REQUIREMENT: Return each line of the listing below, unchanged, and omit the images.

┌────────

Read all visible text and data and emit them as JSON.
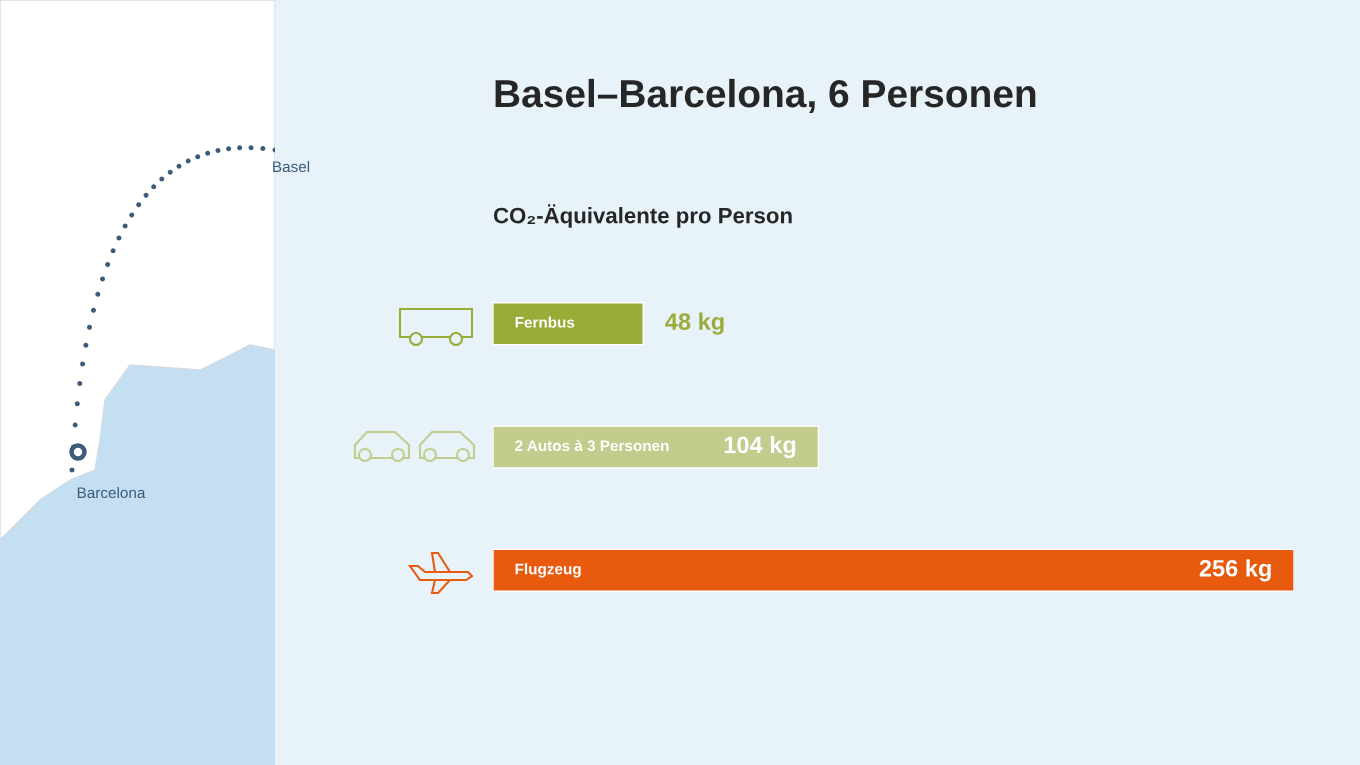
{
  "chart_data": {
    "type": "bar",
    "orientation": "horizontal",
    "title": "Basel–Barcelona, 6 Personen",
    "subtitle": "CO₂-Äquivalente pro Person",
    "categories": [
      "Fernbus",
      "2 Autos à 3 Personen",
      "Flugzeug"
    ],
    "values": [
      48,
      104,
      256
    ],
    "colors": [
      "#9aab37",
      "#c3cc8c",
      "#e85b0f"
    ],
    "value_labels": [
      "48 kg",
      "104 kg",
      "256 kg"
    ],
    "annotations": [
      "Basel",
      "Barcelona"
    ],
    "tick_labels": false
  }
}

└────────

RIGHT ANSWER:
Read all visible text and data and emit them as JSON.
{
  "chart_data": {
    "type": "bar",
    "orientation": "horizontal",
    "title": "Basel–Barcelona, 6 Personen",
    "subtitle": "CO₂-Äquivalente pro Person",
    "categories": [
      "Fernbus",
      "2 Autos à 3 Personen",
      "Flugzeug"
    ],
    "values": [
      48,
      104,
      256
    ],
    "colors": [
      "#9aab37",
      "#c3cc8c",
      "#e85b0f"
    ],
    "value_labels": [
      "48 kg",
      "104 kg",
      "256 kg"
    ],
    "annotations": [
      "Basel",
      "Barcelona"
    ],
    "tick_labels": false
  }
}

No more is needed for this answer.